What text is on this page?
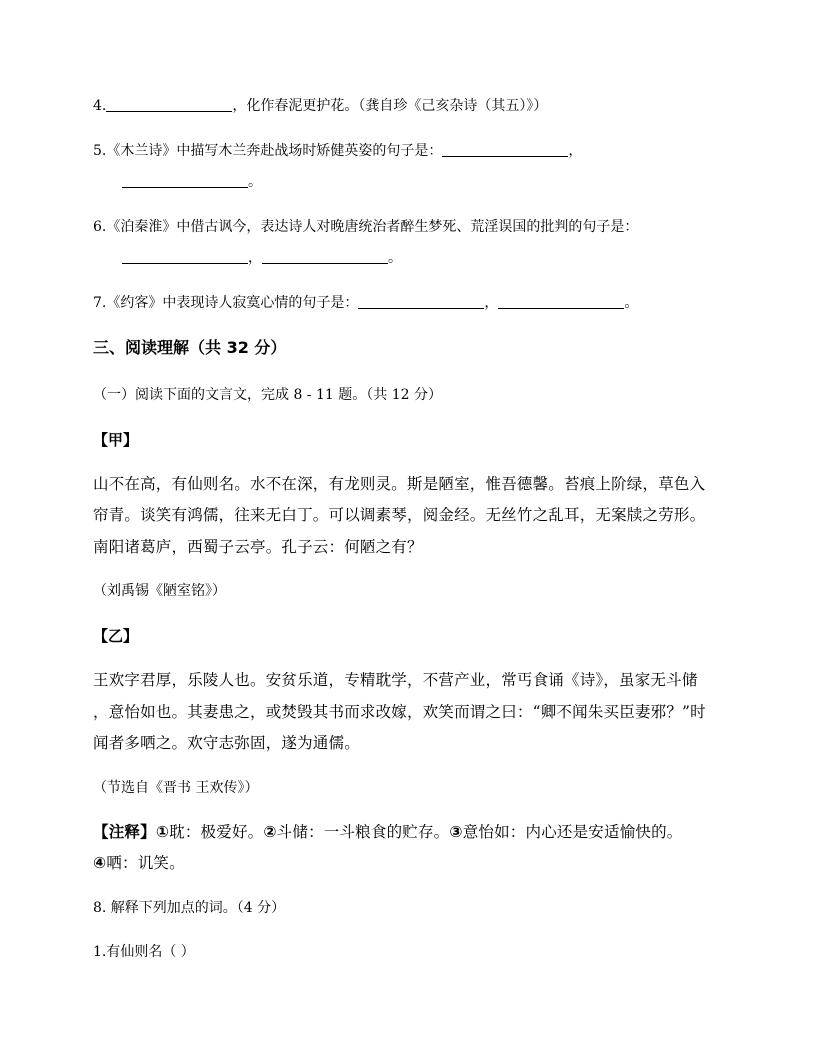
4.	，化作春泥更护花。（龚自珍《己亥杂诗（其五）》）
5.《木兰诗》中描写木兰奔赴战场时矫健英姿的句子是：	，
。
6.《泊秦淮》中借古讽今，表达诗人对晚唐统治者醉生梦死、荒淫误国的批判的句子是：
，	。
7.《约客》中表现诗人寂寞心情的句子是：	，	。
三、阅读理解（共 32 分）
（一）阅读下面的文言文，完成 8 - 11 题。（共 12 分）
【甲】
山不在高，有仙则名。水不在深，有龙则灵。斯是陋室，惟吾德馨。苔痕上阶绿，草色入
帘青。谈笑有鸿儒，往来无白丁。可以调素琴，阅金经。无丝竹之乱耳，无案牍之劳形。
南阳诸葛庐，西蜀子云亭。孔子云：何陋之有？
（刘禹锡《陋室铭》）
【乙】
王欢字君厚，乐陵人也。安贫乐道，专精耽学，不营产业，常丐食诵《诗》，虽家无斗储
，意怡如也。其妻患之，或焚毁其书而求改嫁，欢笑而谓之曰：“卿不闻朱买臣妻邪？”时
闻者多哂之。欢守志弥固，遂为通儒。
（节选自《晋书 王欢传》）
【注释】①耽：极爱好。②斗储：一斗粮食的贮存。③意怡如：内心还是安适愉快的。
④哂：讥笑。
8. 解释下列加点的词。（4 分）
1.有仙则名（ ）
------------------------
* Task description *
Which lines of the data above contain "有仙则名"? Copy each one.

* Solution to this exercise *
山不在高，有仙则名。水不在深，有龙则灵。斯是陋室，惟吾德馨。苔痕上阶绿，草色入
1.有仙则名（ ）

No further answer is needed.